#### Rows ####

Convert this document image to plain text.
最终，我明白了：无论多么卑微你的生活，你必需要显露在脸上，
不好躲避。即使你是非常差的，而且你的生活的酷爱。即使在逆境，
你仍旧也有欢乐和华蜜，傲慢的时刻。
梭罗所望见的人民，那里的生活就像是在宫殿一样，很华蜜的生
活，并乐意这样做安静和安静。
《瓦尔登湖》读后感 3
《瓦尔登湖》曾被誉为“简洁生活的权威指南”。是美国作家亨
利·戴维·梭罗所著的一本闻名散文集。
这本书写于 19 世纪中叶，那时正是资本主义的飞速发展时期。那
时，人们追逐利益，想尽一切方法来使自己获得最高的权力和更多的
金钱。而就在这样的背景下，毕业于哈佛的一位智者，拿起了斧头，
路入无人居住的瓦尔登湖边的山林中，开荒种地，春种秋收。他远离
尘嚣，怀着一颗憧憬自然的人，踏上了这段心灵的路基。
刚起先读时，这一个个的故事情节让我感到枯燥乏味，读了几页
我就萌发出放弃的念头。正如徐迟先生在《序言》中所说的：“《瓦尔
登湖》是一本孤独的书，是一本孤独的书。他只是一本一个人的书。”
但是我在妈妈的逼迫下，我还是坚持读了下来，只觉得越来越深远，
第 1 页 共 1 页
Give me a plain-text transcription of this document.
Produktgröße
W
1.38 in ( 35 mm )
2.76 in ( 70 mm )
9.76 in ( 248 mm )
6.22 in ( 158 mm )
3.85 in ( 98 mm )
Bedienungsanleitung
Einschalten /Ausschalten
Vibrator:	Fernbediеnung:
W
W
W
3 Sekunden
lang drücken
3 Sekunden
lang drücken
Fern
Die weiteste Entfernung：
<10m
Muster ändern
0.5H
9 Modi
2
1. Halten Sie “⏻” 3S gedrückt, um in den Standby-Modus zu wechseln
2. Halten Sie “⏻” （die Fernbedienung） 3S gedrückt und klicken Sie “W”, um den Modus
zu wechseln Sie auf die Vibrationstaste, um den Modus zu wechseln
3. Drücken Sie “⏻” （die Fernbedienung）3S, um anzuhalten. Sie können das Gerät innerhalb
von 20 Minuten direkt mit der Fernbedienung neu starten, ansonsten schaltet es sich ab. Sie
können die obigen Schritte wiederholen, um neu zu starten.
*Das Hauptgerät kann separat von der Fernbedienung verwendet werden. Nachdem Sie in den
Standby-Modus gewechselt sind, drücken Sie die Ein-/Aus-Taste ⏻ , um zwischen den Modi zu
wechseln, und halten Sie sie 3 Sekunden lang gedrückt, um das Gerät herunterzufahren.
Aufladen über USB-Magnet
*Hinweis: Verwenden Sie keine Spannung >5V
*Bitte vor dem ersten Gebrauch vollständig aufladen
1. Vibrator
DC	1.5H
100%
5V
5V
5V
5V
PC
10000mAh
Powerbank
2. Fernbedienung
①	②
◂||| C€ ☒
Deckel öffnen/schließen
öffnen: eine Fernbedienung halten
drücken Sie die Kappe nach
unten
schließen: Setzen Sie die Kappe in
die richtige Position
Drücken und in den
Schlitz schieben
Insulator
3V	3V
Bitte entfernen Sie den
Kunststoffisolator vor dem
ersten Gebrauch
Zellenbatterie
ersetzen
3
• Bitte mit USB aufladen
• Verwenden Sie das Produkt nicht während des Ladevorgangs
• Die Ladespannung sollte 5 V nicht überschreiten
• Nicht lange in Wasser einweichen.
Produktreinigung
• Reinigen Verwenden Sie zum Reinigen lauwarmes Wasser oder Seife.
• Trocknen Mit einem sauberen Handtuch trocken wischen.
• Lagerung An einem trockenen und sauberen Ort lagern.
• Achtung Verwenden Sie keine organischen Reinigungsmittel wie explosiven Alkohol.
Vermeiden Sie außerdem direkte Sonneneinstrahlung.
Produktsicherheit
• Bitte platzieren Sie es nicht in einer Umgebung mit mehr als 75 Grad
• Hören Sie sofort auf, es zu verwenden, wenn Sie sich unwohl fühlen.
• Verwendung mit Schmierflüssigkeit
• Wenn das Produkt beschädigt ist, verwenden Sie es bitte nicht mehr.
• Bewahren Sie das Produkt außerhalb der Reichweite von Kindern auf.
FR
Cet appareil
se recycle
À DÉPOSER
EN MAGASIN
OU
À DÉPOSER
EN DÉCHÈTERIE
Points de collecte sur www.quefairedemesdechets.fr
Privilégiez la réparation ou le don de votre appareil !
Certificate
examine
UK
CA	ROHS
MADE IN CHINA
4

####

What you have to do. Copy each line of the preceding data that contains the string "appareil".

Solution for this problem.
Cet appareil
Privilégiez la réparation ou le don de votre appareil !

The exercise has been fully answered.